▸ **The exercise**:
All of the data that follows should be retyped exactly, please, except the pictures.

▸ **Supplied entries**:

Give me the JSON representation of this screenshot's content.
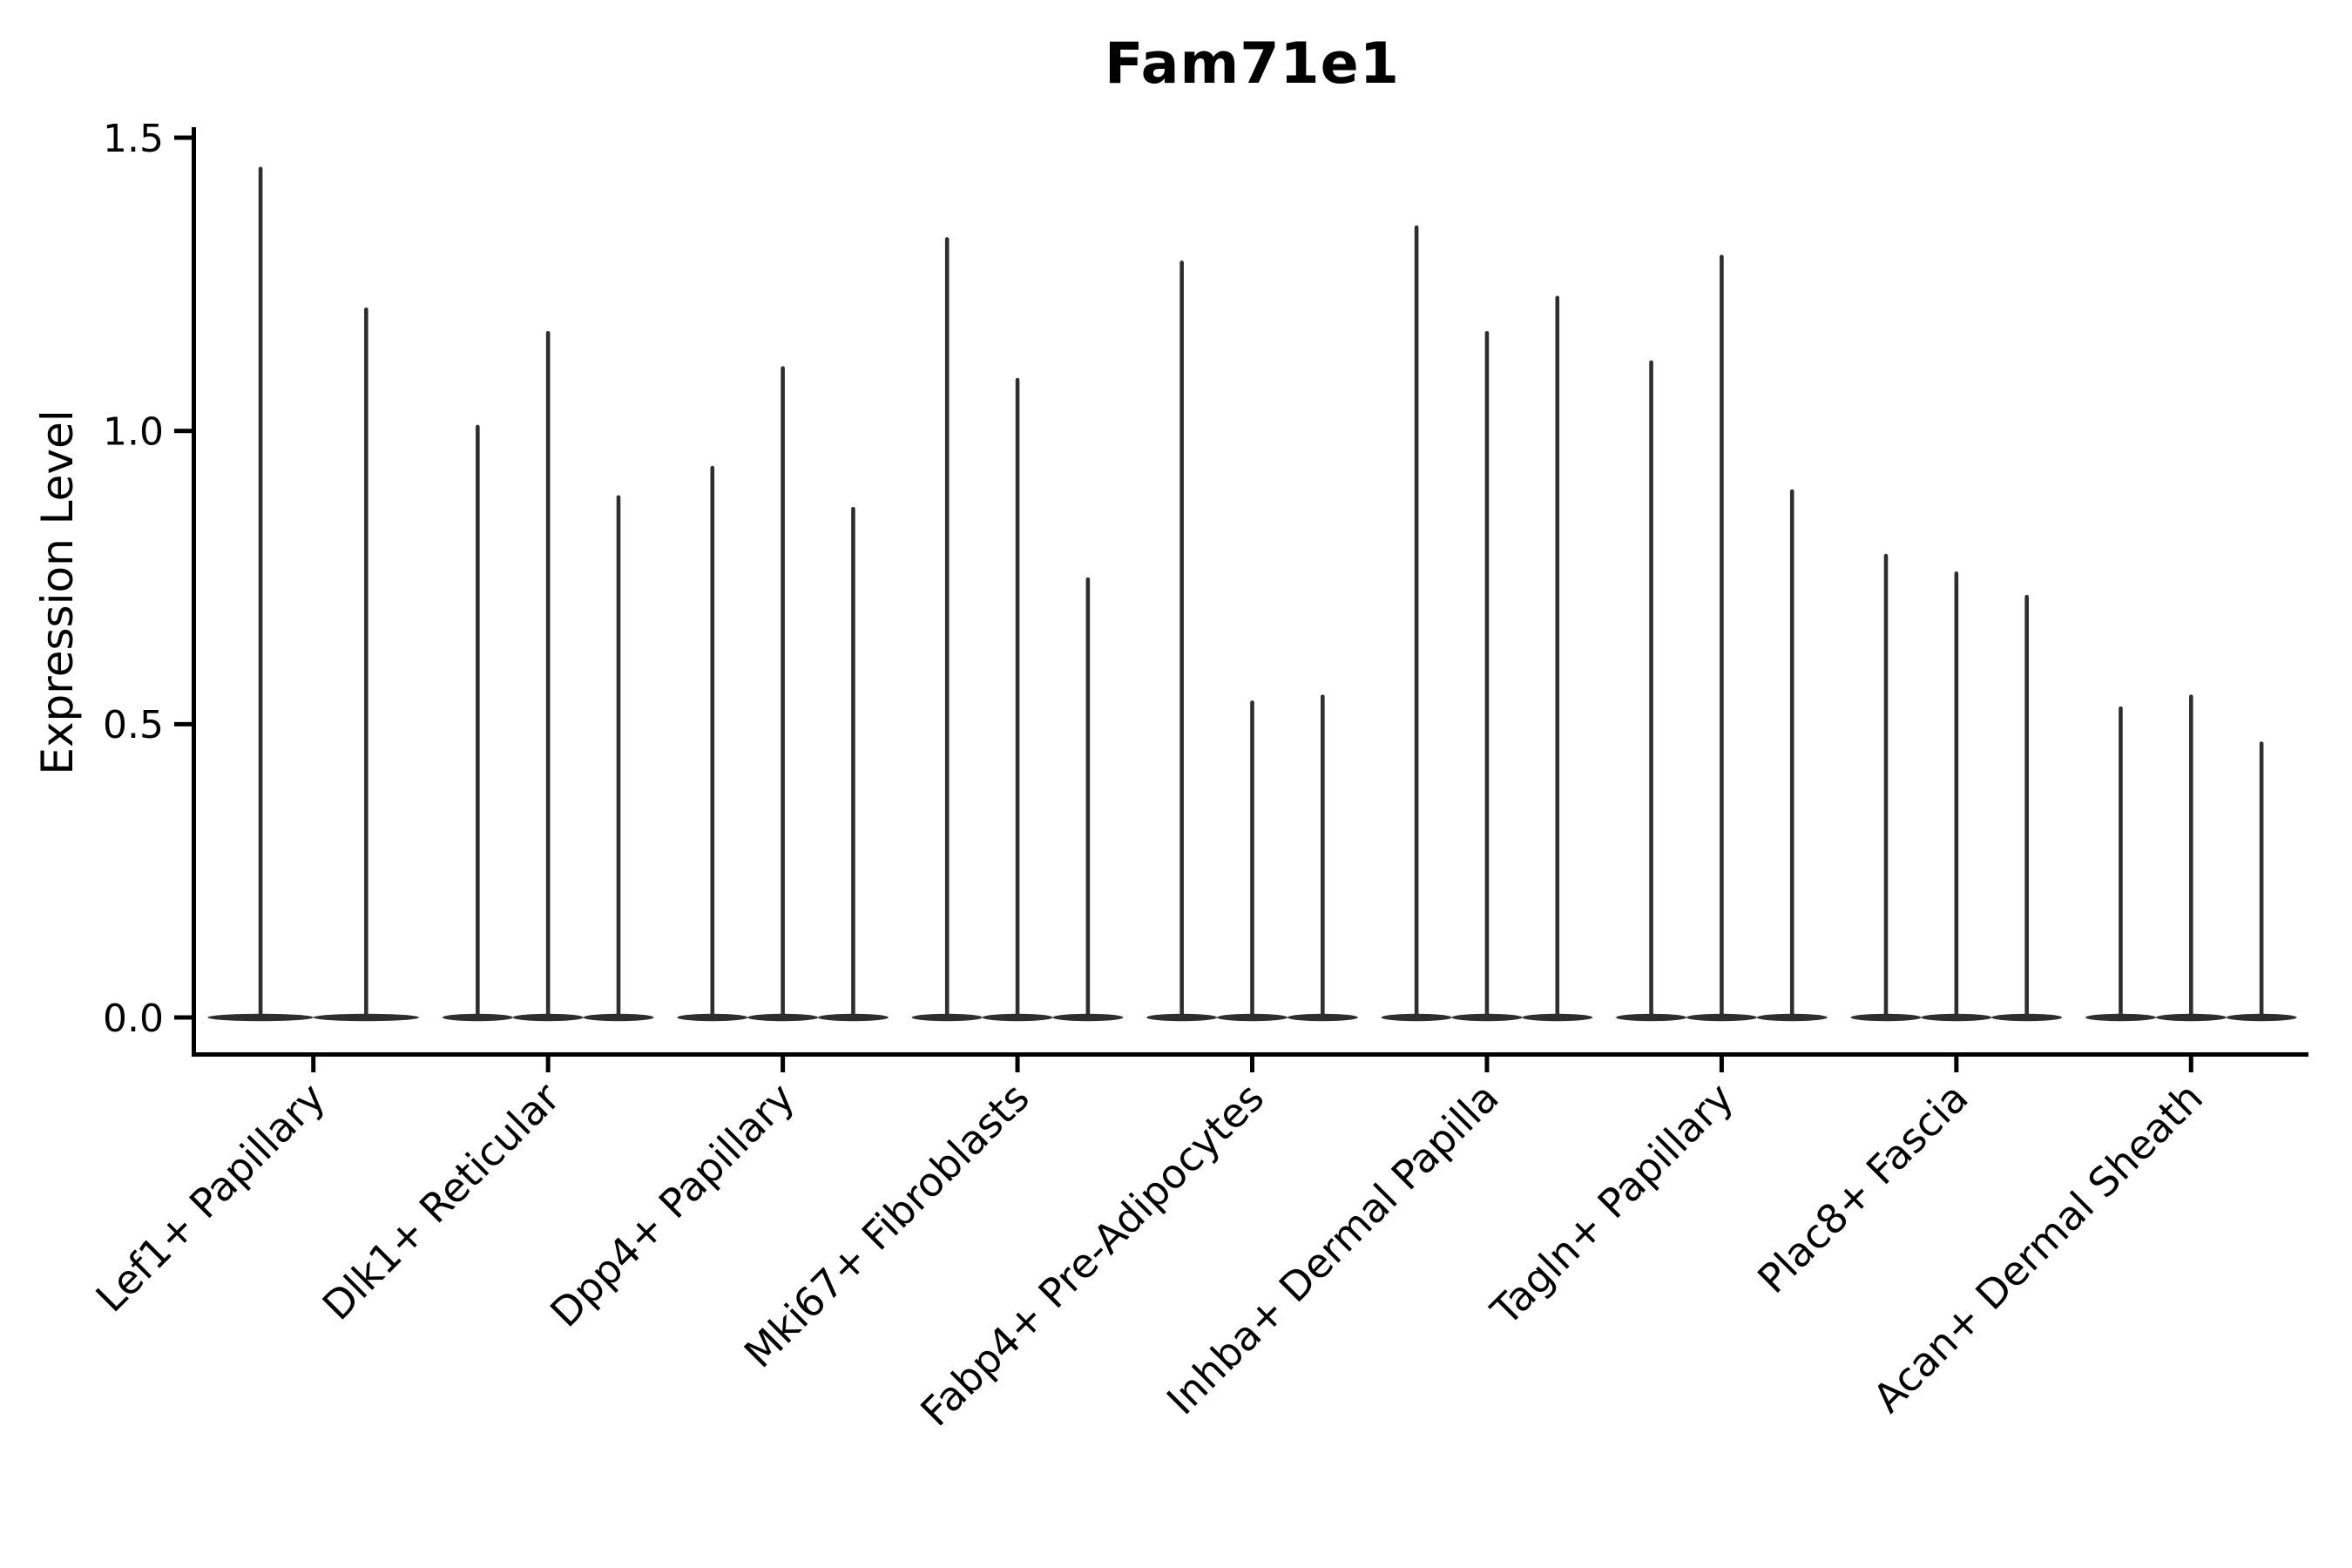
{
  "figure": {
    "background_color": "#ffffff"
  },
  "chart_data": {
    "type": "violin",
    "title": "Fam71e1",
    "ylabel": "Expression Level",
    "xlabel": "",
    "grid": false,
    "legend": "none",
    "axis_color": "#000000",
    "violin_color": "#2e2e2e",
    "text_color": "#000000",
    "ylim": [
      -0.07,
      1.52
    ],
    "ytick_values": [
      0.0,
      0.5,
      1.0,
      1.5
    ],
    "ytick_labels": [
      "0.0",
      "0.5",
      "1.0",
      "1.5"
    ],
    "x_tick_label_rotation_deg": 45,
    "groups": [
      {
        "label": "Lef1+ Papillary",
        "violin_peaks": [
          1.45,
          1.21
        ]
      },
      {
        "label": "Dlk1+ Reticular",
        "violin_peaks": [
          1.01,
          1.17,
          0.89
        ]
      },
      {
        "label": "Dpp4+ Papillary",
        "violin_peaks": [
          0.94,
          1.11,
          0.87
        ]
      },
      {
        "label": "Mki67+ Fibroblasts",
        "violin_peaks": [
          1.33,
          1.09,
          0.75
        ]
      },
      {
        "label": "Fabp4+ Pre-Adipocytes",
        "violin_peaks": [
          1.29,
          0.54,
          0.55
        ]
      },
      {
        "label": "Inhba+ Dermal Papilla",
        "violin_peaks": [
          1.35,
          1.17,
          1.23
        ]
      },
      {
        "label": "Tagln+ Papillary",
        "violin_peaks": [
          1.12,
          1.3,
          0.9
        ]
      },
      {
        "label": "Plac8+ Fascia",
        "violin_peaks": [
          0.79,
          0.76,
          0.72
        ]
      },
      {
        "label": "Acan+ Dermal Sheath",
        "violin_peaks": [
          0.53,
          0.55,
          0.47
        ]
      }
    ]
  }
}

▸ **Correct output**:
Give me the JSON representation of this screenshot's content.
{
  "figure": {
    "background_color": "#ffffff"
  },
  "chart_data": {
    "type": "violin",
    "title": "Fam71e1",
    "ylabel": "Expression Level",
    "xlabel": "",
    "grid": false,
    "legend": "none",
    "axis_color": "#000000",
    "violin_color": "#2e2e2e",
    "text_color": "#000000",
    "ylim": [
      -0.07,
      1.52
    ],
    "ytick_values": [
      0.0,
      0.5,
      1.0,
      1.5
    ],
    "ytick_labels": [
      "0.0",
      "0.5",
      "1.0",
      "1.5"
    ],
    "x_tick_label_rotation_deg": 45,
    "groups": [
      {
        "label": "Lef1+ Papillary",
        "violin_peaks": [
          1.45,
          1.21
        ]
      },
      {
        "label": "Dlk1+ Reticular",
        "violin_peaks": [
          1.01,
          1.17,
          0.89
        ]
      },
      {
        "label": "Dpp4+ Papillary",
        "violin_peaks": [
          0.94,
          1.11,
          0.87
        ]
      },
      {
        "label": "Mki67+ Fibroblasts",
        "violin_peaks": [
          1.33,
          1.09,
          0.75
        ]
      },
      {
        "label": "Fabp4+ Pre-Adipocytes",
        "violin_peaks": [
          1.29,
          0.54,
          0.55
        ]
      },
      {
        "label": "Inhba+ Dermal Papilla",
        "violin_peaks": [
          1.35,
          1.17,
          1.23
        ]
      },
      {
        "label": "Tagln+ Papillary",
        "violin_peaks": [
          1.12,
          1.3,
          0.9
        ]
      },
      {
        "label": "Plac8+ Fascia",
        "violin_peaks": [
          0.79,
          0.76,
          0.72
        ]
      },
      {
        "label": "Acan+ Dermal Sheath",
        "violin_peaks": [
          0.53,
          0.55,
          0.47
        ]
      }
    ]
  }
}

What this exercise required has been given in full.